┌────────

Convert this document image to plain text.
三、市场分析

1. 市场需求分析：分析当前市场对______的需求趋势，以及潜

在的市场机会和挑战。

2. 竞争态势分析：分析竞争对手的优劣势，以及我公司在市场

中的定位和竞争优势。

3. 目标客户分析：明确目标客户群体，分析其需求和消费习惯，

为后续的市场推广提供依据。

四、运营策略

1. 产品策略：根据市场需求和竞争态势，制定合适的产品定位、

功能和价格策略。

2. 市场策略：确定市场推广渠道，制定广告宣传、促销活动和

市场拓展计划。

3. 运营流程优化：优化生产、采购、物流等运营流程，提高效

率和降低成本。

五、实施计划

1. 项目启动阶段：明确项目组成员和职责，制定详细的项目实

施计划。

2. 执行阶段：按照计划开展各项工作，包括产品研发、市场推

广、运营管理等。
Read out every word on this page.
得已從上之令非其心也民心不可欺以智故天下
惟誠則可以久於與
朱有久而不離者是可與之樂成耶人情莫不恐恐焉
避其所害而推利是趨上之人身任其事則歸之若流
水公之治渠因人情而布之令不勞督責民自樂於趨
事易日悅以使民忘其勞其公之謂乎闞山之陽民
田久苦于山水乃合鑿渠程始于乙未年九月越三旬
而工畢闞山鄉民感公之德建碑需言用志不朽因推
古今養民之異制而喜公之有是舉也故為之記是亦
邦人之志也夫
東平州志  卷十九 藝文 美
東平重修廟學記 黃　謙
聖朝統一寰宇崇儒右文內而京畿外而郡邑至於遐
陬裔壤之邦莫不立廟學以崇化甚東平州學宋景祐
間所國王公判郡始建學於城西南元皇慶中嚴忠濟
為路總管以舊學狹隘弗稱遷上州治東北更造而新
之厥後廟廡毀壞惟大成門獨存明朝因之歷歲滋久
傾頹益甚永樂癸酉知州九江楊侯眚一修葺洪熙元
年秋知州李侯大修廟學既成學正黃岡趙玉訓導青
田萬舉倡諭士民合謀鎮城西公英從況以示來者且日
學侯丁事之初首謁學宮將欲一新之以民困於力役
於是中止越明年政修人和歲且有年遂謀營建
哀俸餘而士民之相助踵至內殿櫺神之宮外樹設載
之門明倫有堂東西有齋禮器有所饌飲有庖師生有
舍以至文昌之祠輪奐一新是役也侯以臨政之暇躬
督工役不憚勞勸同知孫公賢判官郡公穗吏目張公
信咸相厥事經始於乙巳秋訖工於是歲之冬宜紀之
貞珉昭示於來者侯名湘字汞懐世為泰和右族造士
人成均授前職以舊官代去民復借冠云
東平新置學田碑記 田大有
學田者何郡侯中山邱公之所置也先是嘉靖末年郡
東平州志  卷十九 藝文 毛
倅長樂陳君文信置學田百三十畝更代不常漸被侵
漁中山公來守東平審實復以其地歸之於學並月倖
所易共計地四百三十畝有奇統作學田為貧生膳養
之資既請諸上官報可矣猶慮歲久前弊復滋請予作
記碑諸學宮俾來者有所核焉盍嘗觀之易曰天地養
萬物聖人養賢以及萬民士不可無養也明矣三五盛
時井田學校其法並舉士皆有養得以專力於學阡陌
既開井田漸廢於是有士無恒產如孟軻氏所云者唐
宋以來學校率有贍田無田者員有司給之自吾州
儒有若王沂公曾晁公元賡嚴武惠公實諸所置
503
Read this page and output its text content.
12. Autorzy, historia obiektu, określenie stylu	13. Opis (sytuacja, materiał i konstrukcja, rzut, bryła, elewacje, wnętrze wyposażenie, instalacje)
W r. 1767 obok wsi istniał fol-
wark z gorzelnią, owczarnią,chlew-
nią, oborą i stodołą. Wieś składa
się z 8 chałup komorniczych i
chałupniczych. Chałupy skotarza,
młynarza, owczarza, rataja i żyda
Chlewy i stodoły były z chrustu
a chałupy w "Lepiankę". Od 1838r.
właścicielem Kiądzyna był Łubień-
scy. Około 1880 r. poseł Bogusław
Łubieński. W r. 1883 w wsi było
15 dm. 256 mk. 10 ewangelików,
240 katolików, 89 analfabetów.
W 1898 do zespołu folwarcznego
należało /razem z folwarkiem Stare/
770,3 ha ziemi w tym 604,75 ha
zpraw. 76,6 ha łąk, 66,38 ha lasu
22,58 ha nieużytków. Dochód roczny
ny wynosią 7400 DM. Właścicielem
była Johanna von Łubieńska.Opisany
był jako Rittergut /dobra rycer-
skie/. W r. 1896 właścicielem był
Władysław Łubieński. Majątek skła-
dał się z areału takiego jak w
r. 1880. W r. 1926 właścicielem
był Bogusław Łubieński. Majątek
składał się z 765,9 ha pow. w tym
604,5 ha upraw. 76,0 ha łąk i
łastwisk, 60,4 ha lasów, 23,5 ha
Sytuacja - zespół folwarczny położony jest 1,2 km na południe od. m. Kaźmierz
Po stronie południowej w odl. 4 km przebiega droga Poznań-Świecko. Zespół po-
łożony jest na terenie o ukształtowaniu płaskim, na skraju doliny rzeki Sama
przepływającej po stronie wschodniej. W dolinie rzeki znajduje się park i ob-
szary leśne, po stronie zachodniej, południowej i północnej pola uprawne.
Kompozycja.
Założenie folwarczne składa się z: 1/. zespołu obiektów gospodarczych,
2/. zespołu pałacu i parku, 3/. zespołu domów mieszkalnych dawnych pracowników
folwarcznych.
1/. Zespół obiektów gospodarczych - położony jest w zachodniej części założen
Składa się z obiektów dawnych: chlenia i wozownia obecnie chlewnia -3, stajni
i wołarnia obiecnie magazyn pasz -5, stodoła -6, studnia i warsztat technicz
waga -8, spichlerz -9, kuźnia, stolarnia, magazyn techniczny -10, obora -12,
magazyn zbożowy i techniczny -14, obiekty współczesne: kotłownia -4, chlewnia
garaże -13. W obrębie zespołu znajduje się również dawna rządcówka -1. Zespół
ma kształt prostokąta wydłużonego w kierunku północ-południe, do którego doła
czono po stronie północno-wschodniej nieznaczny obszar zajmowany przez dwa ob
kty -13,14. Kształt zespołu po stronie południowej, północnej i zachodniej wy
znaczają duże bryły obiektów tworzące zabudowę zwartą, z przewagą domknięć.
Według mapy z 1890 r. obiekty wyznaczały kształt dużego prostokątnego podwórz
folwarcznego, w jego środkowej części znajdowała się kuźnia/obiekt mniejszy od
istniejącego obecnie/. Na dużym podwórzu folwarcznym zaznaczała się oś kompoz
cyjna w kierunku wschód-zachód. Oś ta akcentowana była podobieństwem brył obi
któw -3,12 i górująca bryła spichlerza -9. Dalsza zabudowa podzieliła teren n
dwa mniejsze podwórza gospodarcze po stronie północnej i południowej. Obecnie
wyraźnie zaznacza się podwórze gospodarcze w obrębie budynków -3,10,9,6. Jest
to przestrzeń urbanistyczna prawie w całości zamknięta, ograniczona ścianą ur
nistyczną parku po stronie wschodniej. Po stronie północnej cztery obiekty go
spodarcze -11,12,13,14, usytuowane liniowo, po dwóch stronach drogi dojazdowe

└────────

▶ AIM OF THE EXERCISE:
Extract each entry in full and write it down exactly.

▶ FINAL RESULT:
Convert this document image to plain text.
三、市场分析

1. 市场需求分析：分析当前市场对______的需求趋势，以及潜

在的市场机会和挑战。

2. 竞争态势分析：分析竞争对手的优劣势，以及我公司在市场

中的定位和竞争优势。

3. 目标客户分析：明确目标客户群体，分析其需求和消费习惯，

为后续的市场推广提供依据。

四、运营策略

1. 产品策略：根据市场需求和竞争态势，制定合适的产品定位、

功能和价格策略。

2. 市场策略：确定市场推广渠道，制定广告宣传、促销活动和

市场拓展计划。

3. 运营流程优化：优化生产、采购、物流等运营流程，提高效

率和降低成本。

五、实施计划

1. 项目启动阶段：明确项目组成员和职责，制定详细的项目实

施计划。

2. 执行阶段：按照计划开展各项工作，包括产品研发、市场推

广、运营管理等。
Read out every word on this page.
得已從上之令非其心也民心不可欺以智故天下
惟誠則可以久於與
朱有久而不離者是可與之樂成耶人情莫不恐恐焉
避其所害而推利是趨上之人身任其事則歸之若流
水公之治渠因人情而布之令不勞督責民自樂於趨
事易日悅以使民忘其勞其公之謂乎闞山之陽民
田久苦于山水乃合鑿渠程始于乙未年九月越三旬
而工畢闞山鄉民感公之德建碑需言用志不朽因推
古今養民之異制而喜公之有是舉也故為之記是亦
邦人之志也夫
東平州志  卷十九 藝文 美
東平重修廟學記 黃　謙
聖朝統一寰宇崇儒右文內而京畿外而郡邑至於遐
陬裔壤之邦莫不立廟學以崇化甚東平州學宋景祐
間所國王公判郡始建學於城西南元皇慶中嚴忠濟
為路總管以舊學狹隘弗稱遷上州治東北更造而新
之厥後廟廡毀壞惟大成門獨存明朝因之歷歲滋久
傾頹益甚永樂癸酉知州九江楊侯眚一修葺洪熙元
年秋知州李侯大修廟學既成學正黃岡趙玉訓導青
田萬舉倡諭士民合謀鎮城西公英從況以示來者且日
學侯丁事之初首謁學宮將欲一新之以民困於力役
於是中止越明年政修人和歲且有年遂謀營建
哀俸餘而士民之相助踵至內殿櫺神之宮外樹設載
之門明倫有堂東西有齋禮器有所饌飲有庖師生有
舍以至文昌之祠輪奐一新是役也侯以臨政之暇躬
督工役不憚勞勸同知孫公賢判官郡公穗吏目張公
信咸相厥事經始於乙巳秋訖工於是歲之冬宜紀之
貞珉昭示於來者侯名湘字汞懐世為泰和右族造士
人成均授前職以舊官代去民復借冠云
東平新置學田碑記 田大有
學田者何郡侯中山邱公之所置也先是嘉靖末年郡
東平州志  卷十九 藝文 毛
倅長樂陳君文信置學田百三十畝更代不常漸被侵
漁中山公來守東平審實復以其地歸之於學並月倖
所易共計地四百三十畝有奇統作學田為貧生膳養
之資既請諸上官報可矣猶慮歲久前弊復滋請予作
記碑諸學宮俾來者有所核焉盍嘗觀之易曰天地養
萬物聖人養賢以及萬民士不可無養也明矣三五盛
時井田學校其法並舉士皆有養得以專力於學阡陌
既開井田漸廢於是有士無恒產如孟軻氏所云者唐
宋以來學校率有贍田無田者員有司給之自吾州
儒有若王沂公曾晁公元賡嚴武惠公實諸所置
503
Read this page and output its text content.
12. Autorzy, historia obiektu, określenie stylu	13. Opis (sytuacja, materiał i konstrukcja, rzut, bryła, elewacje, wnętrze wyposażenie, instalacje)
W r. 1767 obok wsi istniał fol-
wark z gorzelnią, owczarnią,chlew-
nią, oborą i stodołą. Wieś składa
się z 8 chałup komorniczych i
chałupniczych. Chałupy skotarza,
młynarza, owczarza, rataja i żyda
Chlewy i stodoły były z chrustu
a chałupy w "Lepiankę". Od 1838r.
właścicielem Kiądzyna był Łubień-
scy. Około 1880 r. poseł Bogusław
Łubieński. W r. 1883 w wsi było
15 dm. 256 mk. 10 ewangelików,
240 katolików, 89 analfabetów.
W 1898 do zespołu folwarcznego
należało /razem z folwarkiem Stare/
770,3 ha ziemi w tym 604,75 ha
zpraw. 76,6 ha łąk, 66,38 ha lasu
22,58 ha nieużytków. Dochód roczny
ny wynosią 7400 DM. Właścicielem
była Johanna von Łubieńska.Opisany
był jako Rittergut /dobra rycer-
skie/. W r. 1896 właścicielem był
Władysław Łubieński. Majątek skła-
dał się z areału takiego jak w
r. 1880. W r. 1926 właścicielem
był Bogusław Łubieński. Majątek
składał się z 765,9 ha pow. w tym
604,5 ha upraw. 76,0 ha łąk i
łastwisk, 60,4 ha lasów, 23,5 ha
Sytuacja - zespół folwarczny położony jest 1,2 km na południe od. m. Kaźmierz
Po stronie południowej w odl. 4 km przebiega droga Poznań-Świecko. Zespół po-
łożony jest na terenie o ukształtowaniu płaskim, na skraju doliny rzeki Sama
przepływającej po stronie wschodniej. W dolinie rzeki znajduje się park i ob-
szary leśne, po stronie zachodniej, południowej i północnej pola uprawne.
Kompozycja.
Założenie folwarczne składa się z: 1/. zespołu obiektów gospodarczych,
2/. zespołu pałacu i parku, 3/. zespołu domów mieszkalnych dawnych pracowników
folwarcznych.
1/. Zespół obiektów gospodarczych - położony jest w zachodniej części założen
Składa się z obiektów dawnych: chlenia i wozownia obecnie chlewnia -3, stajni
i wołarnia obiecnie magazyn pasz -5, stodoła -6, studnia i warsztat technicz
waga -8, spichlerz -9, kuźnia, stolarnia, magazyn techniczny -10, obora -12,
magazyn zbożowy i techniczny -14, obiekty współczesne: kotłownia -4, chlewnia
garaże -13. W obrębie zespołu znajduje się również dawna rządcówka -1. Zespół
ma kształt prostokąta wydłużonego w kierunku północ-południe, do którego doła
czono po stronie północno-wschodniej nieznaczny obszar zajmowany przez dwa ob
kty -13,14. Kształt zespołu po stronie południowej, północnej i zachodniej wy
znaczają duże bryły obiektów tworzące zabudowę zwartą, z przewagą domknięć.
Według mapy z 1890 r. obiekty wyznaczały kształt dużego prostokątnego podwórz
folwarcznego, w jego środkowej części znajdowała się kuźnia/obiekt mniejszy od
istniejącego obecnie/. Na dużym podwórzu folwarcznym zaznaczała się oś kompoz
cyjna w kierunku wschód-zachód. Oś ta akcentowana była podobieństwem brył obi
któw -3,12 i górująca bryła spichlerza -9. Dalsza zabudowa podzieliła teren n
dwa mniejsze podwórza gospodarcze po stronie północnej i południowej. Obecnie
wyraźnie zaznacza się podwórze gospodarcze w obrębie budynków -3,10,9,6. Jest
to przestrzeń urbanistyczna prawie w całości zamknięta, ograniczona ścianą ur
nistyczną parku po stronie wschodniej. Po stronie północnej cztery obiekty go
spodarcze -11,12,13,14, usytuowane liniowo, po dwóch stronach drogi dojazdowe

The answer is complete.